Requirement:
Copy every line that holds "распределение".
* BEGIN Data to process *
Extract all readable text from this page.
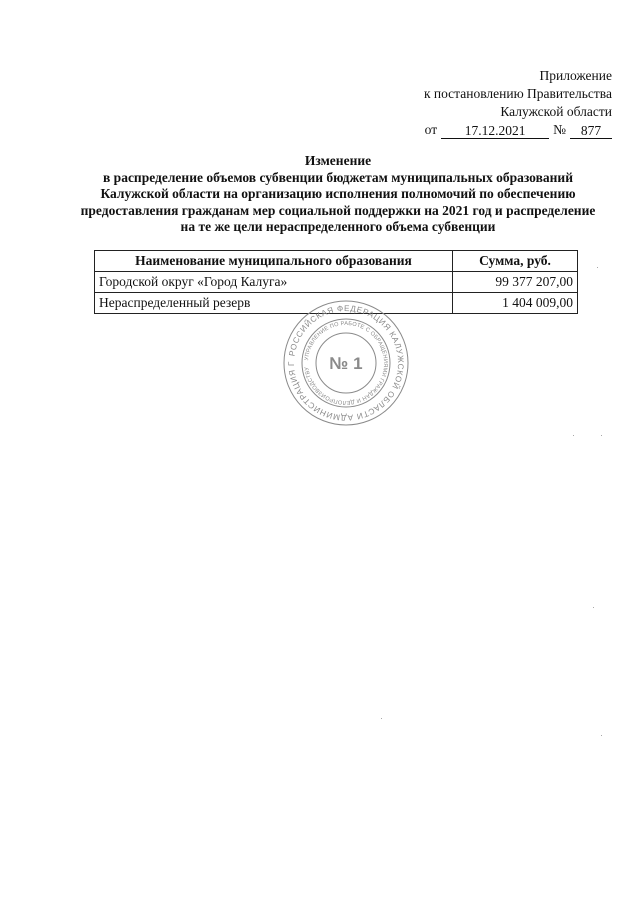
Приложение
к постановлению Правительства
Калужской области
от	17.12.2021	№	877
Изменение
в распределение объемов субвенции бюджетам муниципальных образований
Калужской области на организацию исполнения полномочий по обеспечению
предоставления гражданам мер социальной поддержки на 2021 год и распределение
на те же цели нераспределенного объема субвенции
Наименование муниципального образования	Сумма, руб.
Городской округ «Город Калуга»	99 377 207,00
Нераспределенный резерв	1 404 009,00
РОССИЙСКАЯ ФЕДЕРАЦИЯ КАЛУЖСКОЙ ОБЛАСТИ АДМИНИСТРАЦИЯ Г
УПРАВЛЕНИЕ ПО РАБОТЕ С ОБРАЩЕНИЯМИ ГРАЖДАН И ДЕЛОПРОИЗВОДСТВУ	№ 1
·
·	·
·
·
·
* END Data to process *
Answer to the task:
в распределение объемов субвенции бюджетам муниципальных образований
предоставления гражданам мер социальной поддержки на 2021 год и распределение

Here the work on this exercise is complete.